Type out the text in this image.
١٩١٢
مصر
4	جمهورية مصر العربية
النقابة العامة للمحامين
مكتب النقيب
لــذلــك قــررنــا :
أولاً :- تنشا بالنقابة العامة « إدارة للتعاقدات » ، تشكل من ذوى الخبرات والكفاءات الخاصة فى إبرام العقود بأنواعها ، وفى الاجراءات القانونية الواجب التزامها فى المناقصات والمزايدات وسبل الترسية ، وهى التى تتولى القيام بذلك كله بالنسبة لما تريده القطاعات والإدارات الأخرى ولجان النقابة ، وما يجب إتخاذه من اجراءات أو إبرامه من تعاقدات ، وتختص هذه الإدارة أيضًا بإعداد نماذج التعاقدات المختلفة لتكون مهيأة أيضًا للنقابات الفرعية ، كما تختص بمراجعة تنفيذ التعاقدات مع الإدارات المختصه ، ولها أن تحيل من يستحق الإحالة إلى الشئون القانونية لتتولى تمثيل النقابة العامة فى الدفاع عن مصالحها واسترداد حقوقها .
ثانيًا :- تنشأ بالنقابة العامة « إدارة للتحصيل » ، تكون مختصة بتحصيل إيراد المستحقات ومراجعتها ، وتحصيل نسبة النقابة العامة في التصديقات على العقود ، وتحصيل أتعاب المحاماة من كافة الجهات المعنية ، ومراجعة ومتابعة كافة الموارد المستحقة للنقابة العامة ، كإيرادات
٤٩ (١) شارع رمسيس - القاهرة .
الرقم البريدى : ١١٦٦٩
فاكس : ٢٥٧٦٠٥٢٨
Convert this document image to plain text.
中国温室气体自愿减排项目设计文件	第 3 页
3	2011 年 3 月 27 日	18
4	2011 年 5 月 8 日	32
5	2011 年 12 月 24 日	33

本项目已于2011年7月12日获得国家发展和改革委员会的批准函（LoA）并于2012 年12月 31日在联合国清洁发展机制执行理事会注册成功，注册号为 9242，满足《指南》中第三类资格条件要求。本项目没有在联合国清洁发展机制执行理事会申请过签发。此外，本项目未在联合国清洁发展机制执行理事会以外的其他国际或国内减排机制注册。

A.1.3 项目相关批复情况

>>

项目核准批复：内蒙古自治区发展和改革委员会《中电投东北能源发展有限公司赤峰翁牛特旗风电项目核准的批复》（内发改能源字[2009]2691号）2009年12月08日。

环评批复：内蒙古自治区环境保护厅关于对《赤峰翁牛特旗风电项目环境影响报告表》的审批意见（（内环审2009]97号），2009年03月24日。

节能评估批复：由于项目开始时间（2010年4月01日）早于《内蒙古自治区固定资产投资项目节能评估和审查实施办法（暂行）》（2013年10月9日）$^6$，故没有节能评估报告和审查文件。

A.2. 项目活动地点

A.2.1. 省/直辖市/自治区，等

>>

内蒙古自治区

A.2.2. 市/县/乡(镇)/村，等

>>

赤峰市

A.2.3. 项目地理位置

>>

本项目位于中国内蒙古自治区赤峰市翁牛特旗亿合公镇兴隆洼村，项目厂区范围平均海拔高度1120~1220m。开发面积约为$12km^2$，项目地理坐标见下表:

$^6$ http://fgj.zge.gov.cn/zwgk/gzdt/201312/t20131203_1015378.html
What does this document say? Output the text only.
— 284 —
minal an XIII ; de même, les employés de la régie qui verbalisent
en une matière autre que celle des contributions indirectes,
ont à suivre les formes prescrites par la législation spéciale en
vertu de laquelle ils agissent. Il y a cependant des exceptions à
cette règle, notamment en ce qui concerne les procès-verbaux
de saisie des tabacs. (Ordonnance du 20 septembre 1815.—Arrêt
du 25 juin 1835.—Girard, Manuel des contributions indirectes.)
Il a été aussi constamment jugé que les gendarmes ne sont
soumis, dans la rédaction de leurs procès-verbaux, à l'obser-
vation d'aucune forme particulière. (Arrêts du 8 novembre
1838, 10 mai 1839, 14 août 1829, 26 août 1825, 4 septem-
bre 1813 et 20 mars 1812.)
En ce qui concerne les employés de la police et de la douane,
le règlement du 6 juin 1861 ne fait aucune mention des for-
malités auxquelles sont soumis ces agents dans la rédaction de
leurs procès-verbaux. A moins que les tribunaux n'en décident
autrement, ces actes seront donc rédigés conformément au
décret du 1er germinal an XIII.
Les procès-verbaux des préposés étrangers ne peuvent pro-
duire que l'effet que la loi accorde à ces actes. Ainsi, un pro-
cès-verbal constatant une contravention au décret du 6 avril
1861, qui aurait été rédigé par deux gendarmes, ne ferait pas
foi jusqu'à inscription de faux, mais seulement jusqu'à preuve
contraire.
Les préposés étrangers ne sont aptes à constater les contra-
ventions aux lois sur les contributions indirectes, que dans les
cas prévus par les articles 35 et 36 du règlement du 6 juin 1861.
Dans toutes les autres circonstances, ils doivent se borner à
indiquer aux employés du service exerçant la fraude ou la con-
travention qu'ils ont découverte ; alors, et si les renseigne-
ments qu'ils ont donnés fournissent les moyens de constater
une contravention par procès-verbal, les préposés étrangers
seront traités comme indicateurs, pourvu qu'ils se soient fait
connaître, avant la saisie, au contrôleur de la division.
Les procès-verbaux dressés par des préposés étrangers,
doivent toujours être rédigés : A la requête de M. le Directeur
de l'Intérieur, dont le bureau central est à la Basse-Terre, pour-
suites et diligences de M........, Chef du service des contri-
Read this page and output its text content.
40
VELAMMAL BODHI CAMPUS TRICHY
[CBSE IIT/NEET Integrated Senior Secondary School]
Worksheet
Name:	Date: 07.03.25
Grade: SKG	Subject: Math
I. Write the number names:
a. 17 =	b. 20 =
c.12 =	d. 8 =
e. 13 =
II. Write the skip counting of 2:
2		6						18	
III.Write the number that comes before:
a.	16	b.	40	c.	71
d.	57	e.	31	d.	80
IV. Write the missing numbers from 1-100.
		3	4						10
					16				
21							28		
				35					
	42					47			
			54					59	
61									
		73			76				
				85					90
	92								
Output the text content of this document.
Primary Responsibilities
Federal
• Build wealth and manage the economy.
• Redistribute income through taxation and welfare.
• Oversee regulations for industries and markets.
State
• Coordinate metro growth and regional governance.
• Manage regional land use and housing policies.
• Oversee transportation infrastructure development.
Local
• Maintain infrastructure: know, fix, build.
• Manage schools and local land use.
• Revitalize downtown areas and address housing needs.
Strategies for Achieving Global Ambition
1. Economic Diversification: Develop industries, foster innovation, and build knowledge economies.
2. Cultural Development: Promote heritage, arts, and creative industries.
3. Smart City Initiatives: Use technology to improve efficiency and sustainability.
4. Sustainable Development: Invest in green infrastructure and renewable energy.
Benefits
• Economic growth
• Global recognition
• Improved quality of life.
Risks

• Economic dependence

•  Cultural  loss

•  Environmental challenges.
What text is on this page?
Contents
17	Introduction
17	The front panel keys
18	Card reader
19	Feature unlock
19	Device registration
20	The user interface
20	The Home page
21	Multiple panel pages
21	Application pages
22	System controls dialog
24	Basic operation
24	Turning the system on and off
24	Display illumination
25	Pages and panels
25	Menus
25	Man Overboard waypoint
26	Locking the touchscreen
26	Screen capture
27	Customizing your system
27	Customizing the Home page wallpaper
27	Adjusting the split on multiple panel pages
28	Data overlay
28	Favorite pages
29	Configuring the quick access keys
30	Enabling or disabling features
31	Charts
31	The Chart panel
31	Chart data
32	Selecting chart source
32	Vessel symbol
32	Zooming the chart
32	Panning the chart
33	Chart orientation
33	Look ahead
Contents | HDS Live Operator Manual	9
·····
__EXERCISE DIRECTIONS__:
Please quote the data above in full, with no line missing.

__SOLUTION__:
Type out the text in this image.
١٩١٢
مصر
4	جمهورية مصر العربية
النقابة العامة للمحامين
مكتب النقيب
لــذلــك قــررنــا :
أولاً :- تنشا بالنقابة العامة « إدارة للتعاقدات » ، تشكل من ذوى الخبرات والكفاءات الخاصة فى إبرام العقود بأنواعها ، وفى الاجراءات القانونية الواجب التزامها فى المناقصات والمزايدات وسبل الترسية ، وهى التى تتولى القيام بذلك كله بالنسبة لما تريده القطاعات والإدارات الأخرى ولجان النقابة ، وما يجب إتخاذه من اجراءات أو إبرامه من تعاقدات ، وتختص هذه الإدارة أيضًا بإعداد نماذج التعاقدات المختلفة لتكون مهيأة أيضًا للنقابات الفرعية ، كما تختص بمراجعة تنفيذ التعاقدات مع الإدارات المختصه ، ولها أن تحيل من يستحق الإحالة إلى الشئون القانونية لتتولى تمثيل النقابة العامة فى الدفاع عن مصالحها واسترداد حقوقها .
ثانيًا :- تنشأ بالنقابة العامة « إدارة للتحصيل » ، تكون مختصة بتحصيل إيراد المستحقات ومراجعتها ، وتحصيل نسبة النقابة العامة في التصديقات على العقود ، وتحصيل أتعاب المحاماة من كافة الجهات المعنية ، ومراجعة ومتابعة كافة الموارد المستحقة للنقابة العامة ، كإيرادات
٤٩ (١) شارع رمسيس - القاهرة .
الرقم البريدى : ١١٦٦٩
فاكس : ٢٥٧٦٠٥٢٨
Convert this document image to plain text.
中国温室气体自愿减排项目设计文件	第 3 页
3	2011 年 3 月 27 日	18
4	2011 年 5 月 8 日	32
5	2011 年 12 月 24 日	33

本项目已于2011年7月12日获得国家发展和改革委员会的批准函（LoA）并于2012 年12月 31日在联合国清洁发展机制执行理事会注册成功，注册号为 9242，满足《指南》中第三类资格条件要求。本项目没有在联合国清洁发展机制执行理事会申请过签发。此外，本项目未在联合国清洁发展机制执行理事会以外的其他国际或国内减排机制注册。

A.1.3 项目相关批复情况

>>

项目核准批复：内蒙古自治区发展和改革委员会《中电投东北能源发展有限公司赤峰翁牛特旗风电项目核准的批复》（内发改能源字[2009]2691号）2009年12月08日。

环评批复：内蒙古自治区环境保护厅关于对《赤峰翁牛特旗风电项目环境影响报告表》的审批意见（（内环审2009]97号），2009年03月24日。

节能评估批复：由于项目开始时间（2010年4月01日）早于《内蒙古自治区固定资产投资项目节能评估和审查实施办法（暂行）》（2013年10月9日）$^6$，故没有节能评估报告和审查文件。

A.2. 项目活动地点

A.2.1. 省/直辖市/自治区，等

>>

内蒙古自治区

A.2.2. 市/县/乡(镇)/村，等

>>

赤峰市

A.2.3. 项目地理位置

>>

本项目位于中国内蒙古自治区赤峰市翁牛特旗亿合公镇兴隆洼村，项目厂区范围平均海拔高度1120~1220m。开发面积约为$12km^2$，项目地理坐标见下表:

$^6$ http://fgj.zge.gov.cn/zwgk/gzdt/201312/t20131203_1015378.html
What does this document say? Output the text only.
— 284 —
minal an XIII ; de même, les employés de la régie qui verbalisent
en une matière autre que celle des contributions indirectes,
ont à suivre les formes prescrites par la législation spéciale en
vertu de laquelle ils agissent. Il y a cependant des exceptions à
cette règle, notamment en ce qui concerne les procès-verbaux
de saisie des tabacs. (Ordonnance du 20 septembre 1815.—Arrêt
du 25 juin 1835.—Girard, Manuel des contributions indirectes.)
Il a été aussi constamment jugé que les gendarmes ne sont
soumis, dans la rédaction de leurs procès-verbaux, à l'obser-
vation d'aucune forme particulière. (Arrêts du 8 novembre
1838, 10 mai 1839, 14 août 1829, 26 août 1825, 4 septem-
bre 1813 et 20 mars 1812.)
En ce qui concerne les employés de la police et de la douane,
le règlement du 6 juin 1861 ne fait aucune mention des for-
malités auxquelles sont soumis ces agents dans la rédaction de
leurs procès-verbaux. A moins que les tribunaux n'en décident
autrement, ces actes seront donc rédigés conformément au
décret du 1er germinal an XIII.
Les procès-verbaux des préposés étrangers ne peuvent pro-
duire que l'effet que la loi accorde à ces actes. Ainsi, un pro-
cès-verbal constatant une contravention au décret du 6 avril
1861, qui aurait été rédigé par deux gendarmes, ne ferait pas
foi jusqu'à inscription de faux, mais seulement jusqu'à preuve
contraire.
Les préposés étrangers ne sont aptes à constater les contra-
ventions aux lois sur les contributions indirectes, que dans les
cas prévus par les articles 35 et 36 du règlement du 6 juin 1861.
Dans toutes les autres circonstances, ils doivent se borner à
indiquer aux employés du service exerçant la fraude ou la con-
travention qu'ils ont découverte ; alors, et si les renseigne-
ments qu'ils ont donnés fournissent les moyens de constater
une contravention par procès-verbal, les préposés étrangers
seront traités comme indicateurs, pourvu qu'ils se soient fait
connaître, avant la saisie, au contrôleur de la division.
Les procès-verbaux dressés par des préposés étrangers,
doivent toujours être rédigés : A la requête de M. le Directeur
de l'Intérieur, dont le bureau central est à la Basse-Terre, pour-
suites et diligences de M........, Chef du service des contri-
Read this page and output its text content.
40
VELAMMAL BODHI CAMPUS TRICHY
[CBSE IIT/NEET Integrated Senior Secondary School]
Worksheet
Name:	Date: 07.03.25
Grade: SKG	Subject: Math
I. Write the number names:
a. 17 =	b. 20 =
c.12 =	d. 8 =
e. 13 =
II. Write the skip counting of 2:
2		6						18	
III.Write the number that comes before:
a.	16	b.	40	c.	71
d.	57	e.	31	d.	80
IV. Write the missing numbers from 1-100.
		3	4						10
					16				
21							28		
				35					
	42					47			
			54					59	
61									
		73			76				
				85					90
	92								
Output the text content of this document.
Primary Responsibilities
Federal
• Build wealth and manage the economy.
• Redistribute income through taxation and welfare.
• Oversee regulations for industries and markets.
State
• Coordinate metro growth and regional governance.
• Manage regional land use and housing policies.
• Oversee transportation infrastructure development.
Local
• Maintain infrastructure: know, fix, build.
• Manage schools and local land use.
• Revitalize downtown areas and address housing needs.
Strategies for Achieving Global Ambition
1. Economic Diversification: Develop industries, foster innovation, and build knowledge economies.
2. Cultural Development: Promote heritage, arts, and creative industries.
3. Smart City Initiatives: Use technology to improve efficiency and sustainability.
4. Sustainable Development: Invest in green infrastructure and renewable energy.
Benefits
• Economic growth
• Global recognition
• Improved quality of life.
Risks

• Economic dependence

•  Cultural  loss

•  Environmental challenges.
What text is on this page?
Contents
17	Introduction
17	The front panel keys
18	Card reader
19	Feature unlock
19	Device registration
20	The user interface
20	The Home page
21	Multiple panel pages
21	Application pages
22	System controls dialog
24	Basic operation
24	Turning the system on and off
24	Display illumination
25	Pages and panels
25	Menus
25	Man Overboard waypoint
26	Locking the touchscreen
26	Screen capture
27	Customizing your system
27	Customizing the Home page wallpaper
27	Adjusting the split on multiple panel pages
28	Data overlay
28	Favorite pages
29	Configuring the quick access keys
30	Enabling or disabling features
31	Charts
31	The Chart panel
31	Chart data
32	Selecting chart source
32	Vessel symbol
32	Zooming the chart
32	Panning the chart
33	Chart orientation
33	Look ahead
Contents | HDS Live Operator Manual	9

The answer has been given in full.